(Collected data entries)
..............................
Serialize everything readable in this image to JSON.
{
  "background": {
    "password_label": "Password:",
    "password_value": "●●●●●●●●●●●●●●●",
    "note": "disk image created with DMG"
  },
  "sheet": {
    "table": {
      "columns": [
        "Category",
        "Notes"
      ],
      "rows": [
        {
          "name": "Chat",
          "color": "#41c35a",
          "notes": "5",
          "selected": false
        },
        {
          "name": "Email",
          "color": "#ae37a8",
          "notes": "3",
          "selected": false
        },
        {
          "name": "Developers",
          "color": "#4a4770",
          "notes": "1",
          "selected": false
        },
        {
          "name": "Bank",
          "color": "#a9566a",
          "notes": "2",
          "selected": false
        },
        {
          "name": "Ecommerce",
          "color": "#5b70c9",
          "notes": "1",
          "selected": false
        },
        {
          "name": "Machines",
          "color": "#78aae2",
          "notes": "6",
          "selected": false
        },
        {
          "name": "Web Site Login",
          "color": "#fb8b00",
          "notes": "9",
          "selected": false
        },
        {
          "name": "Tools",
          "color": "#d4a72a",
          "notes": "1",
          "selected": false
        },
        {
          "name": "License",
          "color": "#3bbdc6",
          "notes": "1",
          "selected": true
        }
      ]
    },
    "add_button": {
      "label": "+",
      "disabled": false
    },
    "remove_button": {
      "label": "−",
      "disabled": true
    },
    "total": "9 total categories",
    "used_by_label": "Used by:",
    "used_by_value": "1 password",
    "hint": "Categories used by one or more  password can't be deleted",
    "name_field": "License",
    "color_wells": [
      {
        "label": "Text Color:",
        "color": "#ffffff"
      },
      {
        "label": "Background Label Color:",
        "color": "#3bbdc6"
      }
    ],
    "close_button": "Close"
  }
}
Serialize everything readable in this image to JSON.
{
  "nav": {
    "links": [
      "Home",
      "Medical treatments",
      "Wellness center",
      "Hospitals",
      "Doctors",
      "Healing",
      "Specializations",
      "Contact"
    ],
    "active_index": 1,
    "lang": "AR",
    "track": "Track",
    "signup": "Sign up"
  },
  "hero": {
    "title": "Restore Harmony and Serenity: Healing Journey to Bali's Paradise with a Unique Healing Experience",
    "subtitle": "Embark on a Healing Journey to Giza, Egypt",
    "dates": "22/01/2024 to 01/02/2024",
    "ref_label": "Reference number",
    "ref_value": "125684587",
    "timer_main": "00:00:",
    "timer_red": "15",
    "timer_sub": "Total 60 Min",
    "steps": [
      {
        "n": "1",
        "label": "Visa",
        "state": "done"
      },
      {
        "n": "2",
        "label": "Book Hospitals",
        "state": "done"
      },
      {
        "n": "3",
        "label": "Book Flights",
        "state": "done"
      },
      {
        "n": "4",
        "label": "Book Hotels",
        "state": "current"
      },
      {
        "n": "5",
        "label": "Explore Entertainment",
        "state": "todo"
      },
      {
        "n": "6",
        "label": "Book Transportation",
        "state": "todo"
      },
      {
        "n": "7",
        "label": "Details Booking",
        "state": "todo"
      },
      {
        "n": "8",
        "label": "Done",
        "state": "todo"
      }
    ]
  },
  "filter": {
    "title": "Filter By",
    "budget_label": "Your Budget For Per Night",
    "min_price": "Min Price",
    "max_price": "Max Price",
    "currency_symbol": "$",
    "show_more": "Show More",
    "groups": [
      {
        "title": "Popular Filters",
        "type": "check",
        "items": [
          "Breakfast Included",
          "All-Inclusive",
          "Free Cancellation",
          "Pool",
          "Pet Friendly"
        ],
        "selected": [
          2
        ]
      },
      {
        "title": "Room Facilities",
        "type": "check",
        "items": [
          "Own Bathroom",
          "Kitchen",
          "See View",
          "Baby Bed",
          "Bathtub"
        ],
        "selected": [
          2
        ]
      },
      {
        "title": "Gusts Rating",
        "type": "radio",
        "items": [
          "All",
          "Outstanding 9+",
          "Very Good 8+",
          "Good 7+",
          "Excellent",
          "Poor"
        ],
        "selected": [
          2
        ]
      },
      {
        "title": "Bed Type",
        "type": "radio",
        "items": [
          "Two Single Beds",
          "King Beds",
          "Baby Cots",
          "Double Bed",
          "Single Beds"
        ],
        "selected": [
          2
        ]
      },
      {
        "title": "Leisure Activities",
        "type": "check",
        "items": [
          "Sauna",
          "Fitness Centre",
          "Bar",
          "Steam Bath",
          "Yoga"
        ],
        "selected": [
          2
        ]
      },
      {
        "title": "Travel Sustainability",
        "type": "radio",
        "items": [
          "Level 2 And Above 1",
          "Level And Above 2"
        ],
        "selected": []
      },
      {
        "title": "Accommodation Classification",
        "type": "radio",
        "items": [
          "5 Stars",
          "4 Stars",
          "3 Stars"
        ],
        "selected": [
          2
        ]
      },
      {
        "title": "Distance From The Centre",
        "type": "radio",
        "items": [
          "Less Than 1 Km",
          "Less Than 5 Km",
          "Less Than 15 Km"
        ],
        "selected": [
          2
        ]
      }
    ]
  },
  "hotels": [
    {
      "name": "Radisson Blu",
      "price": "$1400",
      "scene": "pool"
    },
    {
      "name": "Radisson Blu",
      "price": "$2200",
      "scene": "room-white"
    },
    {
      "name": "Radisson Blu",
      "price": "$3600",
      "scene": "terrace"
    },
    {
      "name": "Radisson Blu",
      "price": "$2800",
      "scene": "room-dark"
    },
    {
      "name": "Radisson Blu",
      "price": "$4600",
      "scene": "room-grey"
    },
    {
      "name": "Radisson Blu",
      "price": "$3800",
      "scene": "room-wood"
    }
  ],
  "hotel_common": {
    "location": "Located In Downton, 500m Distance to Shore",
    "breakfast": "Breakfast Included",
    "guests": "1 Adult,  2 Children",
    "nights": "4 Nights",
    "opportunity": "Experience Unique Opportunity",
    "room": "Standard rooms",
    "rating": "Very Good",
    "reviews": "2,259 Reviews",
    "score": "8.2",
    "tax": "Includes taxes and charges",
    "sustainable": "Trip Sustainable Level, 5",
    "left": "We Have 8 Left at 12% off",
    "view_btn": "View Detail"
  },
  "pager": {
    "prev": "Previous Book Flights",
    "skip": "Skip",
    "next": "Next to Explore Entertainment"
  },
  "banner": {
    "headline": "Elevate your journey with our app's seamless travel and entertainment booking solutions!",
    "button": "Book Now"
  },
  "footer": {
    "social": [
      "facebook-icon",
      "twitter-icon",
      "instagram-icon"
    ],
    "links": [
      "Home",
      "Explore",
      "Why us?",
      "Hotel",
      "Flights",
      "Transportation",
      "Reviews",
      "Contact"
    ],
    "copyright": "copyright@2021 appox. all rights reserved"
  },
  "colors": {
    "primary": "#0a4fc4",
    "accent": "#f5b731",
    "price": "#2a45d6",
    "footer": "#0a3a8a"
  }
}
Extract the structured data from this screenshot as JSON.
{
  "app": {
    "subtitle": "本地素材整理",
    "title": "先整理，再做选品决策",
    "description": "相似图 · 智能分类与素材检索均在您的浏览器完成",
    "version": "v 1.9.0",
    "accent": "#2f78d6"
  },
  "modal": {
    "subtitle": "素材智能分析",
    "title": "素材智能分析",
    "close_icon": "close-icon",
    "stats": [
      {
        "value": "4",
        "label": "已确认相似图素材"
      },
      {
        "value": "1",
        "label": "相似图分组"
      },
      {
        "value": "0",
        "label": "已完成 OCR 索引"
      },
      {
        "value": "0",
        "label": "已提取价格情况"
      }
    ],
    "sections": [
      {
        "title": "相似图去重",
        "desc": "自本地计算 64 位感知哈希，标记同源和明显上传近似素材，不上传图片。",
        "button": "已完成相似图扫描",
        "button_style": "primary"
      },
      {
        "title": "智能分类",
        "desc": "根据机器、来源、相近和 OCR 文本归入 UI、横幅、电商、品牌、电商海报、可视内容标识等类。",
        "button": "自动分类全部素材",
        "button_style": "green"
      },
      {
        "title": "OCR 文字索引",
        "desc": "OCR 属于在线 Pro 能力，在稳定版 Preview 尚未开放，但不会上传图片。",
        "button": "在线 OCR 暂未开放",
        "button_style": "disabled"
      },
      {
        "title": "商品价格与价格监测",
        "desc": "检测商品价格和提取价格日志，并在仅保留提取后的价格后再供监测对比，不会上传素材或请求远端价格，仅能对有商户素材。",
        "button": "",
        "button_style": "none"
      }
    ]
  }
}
..............................
> _What the exercise asks_
Restate word for word the lines from the one holding "Extract the structured" to the end of the listing, both ends included, and nothing more.

> _Answer in full_
Extract the structured data from this screenshot as JSON.
{
  "app": {
    "subtitle": "本地素材整理",
    "title": "先整理，再做选品决策",
    "description": "相似图 · 智能分类与素材检索均在您的浏览器完成",
    "version": "v 1.9.0",
    "accent": "#2f78d6"
  },
  "modal": {
    "subtitle": "素材智能分析",
    "title": "素材智能分析",
    "close_icon": "close-icon",
    "stats": [
      {
        "value": "4",
        "label": "已确认相似图素材"
      },
      {
        "value": "1",
        "label": "相似图分组"
      },
      {
        "value": "0",
        "label": "已完成 OCR 索引"
      },
      {
        "value": "0",
        "label": "已提取价格情况"
      }
    ],
    "sections": [
      {
        "title": "相似图去重",
        "desc": "自本地计算 64 位感知哈希，标记同源和明显上传近似素材，不上传图片。",
        "button": "已完成相似图扫描",
        "button_style": "primary"
      },
      {
        "title": "智能分类",
        "desc": "根据机器、来源、相近和 OCR 文本归入 UI、横幅、电商、品牌、电商海报、可视内容标识等类。",
        "button": "自动分类全部素材",
        "button_style": "green"
      },
      {
        "title": "OCR 文字索引",
        "desc": "OCR 属于在线 Pro 能力，在稳定版 Preview 尚未开放，但不会上传图片。",
        "button": "在线 OCR 暂未开放",
        "button_style": "disabled"
      },
      {
        "title": "商品价格与价格监测",
        "desc": "检测商品价格和提取价格日志，并在仅保留提取后的价格后再供监测对比，不会上传素材或请求远端价格，仅能对有商户素材。",
        "button": "",
        "button_style": "none"
      }
    ]
  }
}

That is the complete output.